===== Records for the exercise

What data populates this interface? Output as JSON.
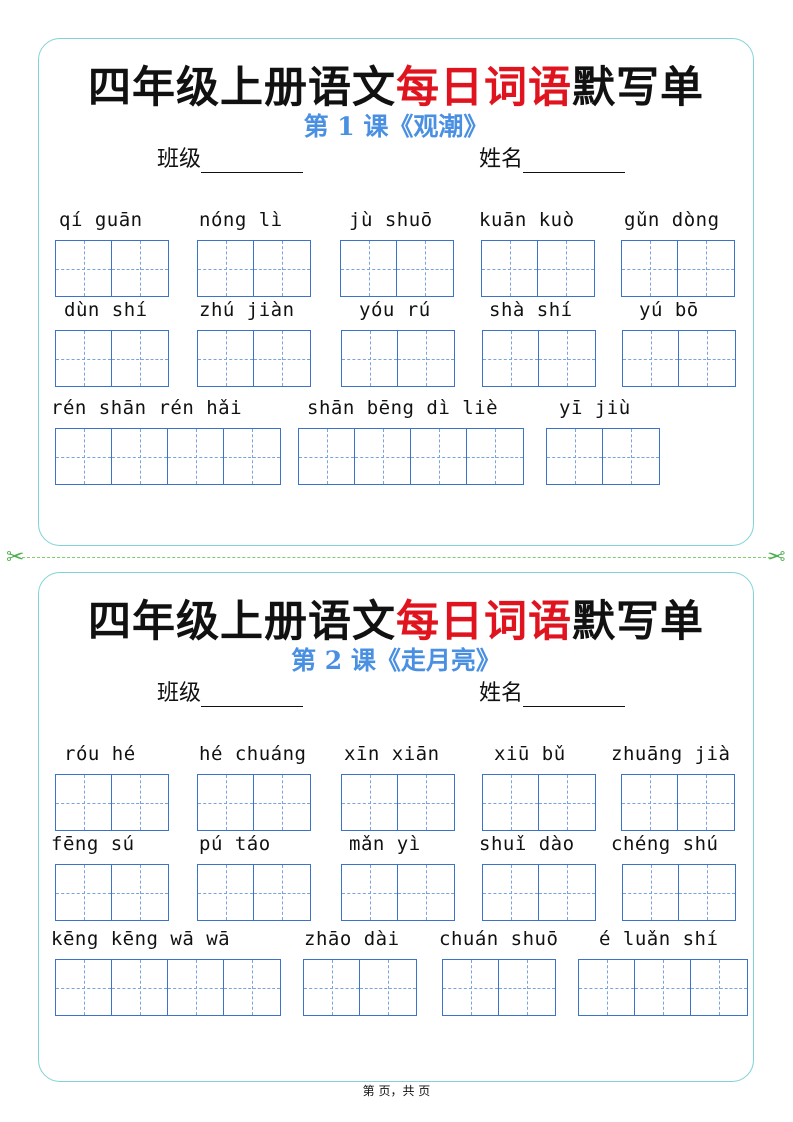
{
  "worksheets": [
    {
      "title_pre": "四年级上册语文",
      "title_red": "每日词语",
      "title_post": "默写单",
      "lesson": "第 1 课《观潮》",
      "class_label": "班级",
      "name_label": "姓名",
      "words": [
        {
          "pinyin": "qí  guān",
          "chars": 2
        },
        {
          "pinyin": "nóng lì",
          "chars": 2
        },
        {
          "pinyin": "jù  shuō",
          "chars": 2
        },
        {
          "pinyin": "kuān kuò",
          "chars": 2
        },
        {
          "pinyin": "gǔn dòng",
          "chars": 2
        },
        {
          "pinyin": "dùn shí",
          "chars": 2
        },
        {
          "pinyin": "zhú jiàn",
          "chars": 2
        },
        {
          "pinyin": "yóu rú",
          "chars": 2
        },
        {
          "pinyin": "shà shí",
          "chars": 2
        },
        {
          "pinyin": "yú  bō",
          "chars": 2
        },
        {
          "pinyin": "rén shān rén hǎi",
          "chars": 4
        },
        {
          "pinyin": "shān bēng dì liè",
          "chars": 4
        },
        {
          "pinyin": "yī  jiù",
          "chars": 2
        }
      ]
    },
    {
      "title_pre": "四年级上册语文",
      "title_red": "每日词语",
      "title_post": "默写单",
      "lesson": "第 2 课《走月亮》",
      "class_label": "班级",
      "name_label": "姓名",
      "words": [
        {
          "pinyin": "róu hé",
          "chars": 2
        },
        {
          "pinyin": "hé chuáng",
          "chars": 2
        },
        {
          "pinyin": "xīn xiān",
          "chars": 2
        },
        {
          "pinyin": "xiū bǔ",
          "chars": 2
        },
        {
          "pinyin": "zhuāng jià",
          "chars": 2
        },
        {
          "pinyin": "fēng sú",
          "chars": 2
        },
        {
          "pinyin": "pú  táo",
          "chars": 2
        },
        {
          "pinyin": "mǎn  yì",
          "chars": 2
        },
        {
          "pinyin": "shuǐ dào",
          "chars": 2
        },
        {
          "pinyin": "chéng shú",
          "chars": 2
        },
        {
          "pinyin": "kēng kēng wā  wā",
          "chars": 4
        },
        {
          "pinyin": "zhāo dài",
          "chars": 2
        },
        {
          "pinyin": "chuán shuō",
          "chars": 2
        },
        {
          "pinyin": "é  luǎn shí",
          "chars": 3
        }
      ]
    }
  ],
  "footer": "第   页，共   页",
  "colors": {
    "accent_red": "#e0141e",
    "lesson_blue": "#4a90e2",
    "grid_blue": "#3b73c8",
    "card_border": "#7fd3d6",
    "cut_line": "#7ccf6a"
  },
  "icons": {
    "cut": "scissors-icon"
  }
}
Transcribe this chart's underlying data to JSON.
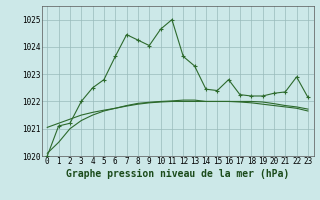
{
  "title": "Graphe pression niveau de la mer (hPa)",
  "x_labels": [
    "0",
    "1",
    "2",
    "3",
    "4",
    "5",
    "6",
    "7",
    "8",
    "9",
    "10",
    "11",
    "12",
    "13",
    "14",
    "15",
    "16",
    "17",
    "18",
    "19",
    "20",
    "21",
    "22",
    "23"
  ],
  "ylim": [
    1020,
    1025.5
  ],
  "yticks": [
    1020,
    1021,
    1022,
    1023,
    1024,
    1025
  ],
  "line1_y": [
    1020.0,
    1021.1,
    1021.2,
    1022.0,
    1022.5,
    1022.8,
    1023.65,
    1024.45,
    1024.25,
    1024.05,
    1024.65,
    1025.0,
    1023.65,
    1023.3,
    1022.45,
    1022.4,
    1022.8,
    1022.25,
    1022.2,
    1022.2,
    1022.3,
    1022.35,
    1022.9,
    1022.15
  ],
  "line2_y": [
    1020.1,
    1020.5,
    1021.0,
    1021.3,
    1021.5,
    1021.65,
    1021.75,
    1021.85,
    1021.93,
    1021.97,
    1022.0,
    1022.02,
    1022.05,
    1022.05,
    1022.0,
    1022.0,
    1022.0,
    1022.0,
    1022.0,
    1021.98,
    1021.92,
    1021.85,
    1021.8,
    1021.72
  ],
  "line3_y": [
    1021.05,
    1021.2,
    1021.35,
    1021.5,
    1021.6,
    1021.68,
    1021.75,
    1021.83,
    1021.9,
    1021.95,
    1021.98,
    1022.0,
    1022.0,
    1022.0,
    1022.0,
    1022.0,
    1022.0,
    1021.98,
    1021.95,
    1021.9,
    1021.85,
    1021.8,
    1021.75,
    1021.65
  ],
  "bg_color": "#cce8e8",
  "line_color": "#2d6a2d",
  "grid_color": "#99bbbb",
  "title_fontsize": 7,
  "tick_fontsize": 5.5
}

==========

Restate the entire listing word for word, excluding pictures.

What data populates this interface? Output as JSON.
{
  "worksheets": [
    {
      "title_pre": "四年级上册语文",
      "title_red": "每日词语",
      "title_post": "默写单",
      "lesson": "第 1 课《观潮》",
      "class_label": "班级",
      "name_label": "姓名",
      "words": [
        {
          "pinyin": "qí  guān",
          "chars": 2
        },
        {
          "pinyin": "nóng lì",
          "chars": 2
        },
        {
          "pinyin": "jù  shuō",
          "chars": 2
        },
        {
          "pinyin": "kuān kuò",
          "chars": 2
        },
        {
          "pinyin": "gǔn dòng",
          "chars": 2
        },
        {
          "pinyin": "dùn shí",
          "chars": 2
        },
        {
          "pinyin": "zhú jiàn",
          "chars": 2
        },
        {
          "pinyin": "yóu rú",
          "chars": 2
        },
        {
          "pinyin": "shà shí",
          "chars": 2
        },
        {
          "pinyin": "yú  bō",
          "chars": 2
        },
        {
          "pinyin": "rén shān rén hǎi",
          "chars": 4
        },
        {
          "pinyin": "shān bēng dì liè",
          "chars": 4
        },
        {
          "pinyin": "yī  jiù",
          "chars": 2
        }
      ]
    },
    {
      "title_pre": "四年级上册语文",
      "title_red": "每日词语",
      "title_post": "默写单",
      "lesson": "第 2 课《走月亮》",
      "class_label": "班级",
      "name_label": "姓名",
      "words": [
        {
          "pinyin": "róu hé",
          "chars": 2
        },
        {
          "pinyin": "hé chuáng",
          "chars": 2
        },
        {
          "pinyin": "xīn xiān",
          "chars": 2
        },
        {
          "pinyin": "xiū bǔ",
          "chars": 2
        },
        {
          "pinyin": "zhuāng jià",
          "chars": 2
        },
        {
          "pinyin": "fēng sú",
          "chars": 2
        },
        {
          "pinyin": "pú  táo",
          "chars": 2
        },
        {
          "pinyin": "mǎn  yì",
          "chars": 2
        },
        {
          "pinyin": "shuǐ dào",
          "chars": 2
        },
        {
          "pinyin": "chéng shú",
          "chars": 2
        },
        {
          "pinyin": "kēng kēng wā  wā",
          "chars": 4
        },
        {
          "pinyin": "zhāo dài",
          "chars": 2
        },
        {
          "pinyin": "chuán shuō",
          "chars": 2
        },
        {
          "pinyin": "é  luǎn shí",
          "chars": 3
        }
      ]
    }
  ],
  "footer": "第   页，共   页",
  "colors": {
    "accent_red": "#e0141e",
    "lesson_blue": "#4a90e2",
    "grid_blue": "#3b73c8",
    "card_border": "#7fd3d6",
    "cut_line": "#7ccf6a"
  },
  "icons": {
    "cut": "scissors-icon"
  }
}
Transcribe this chart's underlying data to JSON.
{
  "title": "Graphe pression niveau de la mer (hPa)",
  "x_labels": [
    "0",
    "1",
    "2",
    "3",
    "4",
    "5",
    "6",
    "7",
    "8",
    "9",
    "10",
    "11",
    "12",
    "13",
    "14",
    "15",
    "16",
    "17",
    "18",
    "19",
    "20",
    "21",
    "22",
    "23"
  ],
  "ylim": [
    1020,
    1025.5
  ],
  "yticks": [
    1020,
    1021,
    1022,
    1023,
    1024,
    1025
  ],
  "line1_y": [
    1020.0,
    1021.1,
    1021.2,
    1022.0,
    1022.5,
    1022.8,
    1023.65,
    1024.45,
    1024.25,
    1024.05,
    1024.65,
    1025.0,
    1023.65,
    1023.3,
    1022.45,
    1022.4,
    1022.8,
    1022.25,
    1022.2,
    1022.2,
    1022.3,
    1022.35,
    1022.9,
    1022.15
  ],
  "line2_y": [
    1020.1,
    1020.5,
    1021.0,
    1021.3,
    1021.5,
    1021.65,
    1021.75,
    1021.85,
    1021.93,
    1021.97,
    1022.0,
    1022.02,
    1022.05,
    1022.05,
    1022.0,
    1022.0,
    1022.0,
    1022.0,
    1022.0,
    1021.98,
    1021.92,
    1021.85,
    1021.8,
    1021.72
  ],
  "line3_y": [
    1021.05,
    1021.2,
    1021.35,
    1021.5,
    1021.6,
    1021.68,
    1021.75,
    1021.83,
    1021.9,
    1021.95,
    1021.98,
    1022.0,
    1022.0,
    1022.0,
    1022.0,
    1022.0,
    1022.0,
    1021.98,
    1021.95,
    1021.9,
    1021.85,
    1021.8,
    1021.75,
    1021.65
  ],
  "bg_color": "#cce8e8",
  "line_color": "#2d6a2d",
  "grid_color": "#99bbbb",
  "title_fontsize": 7,
  "tick_fontsize": 5.5
}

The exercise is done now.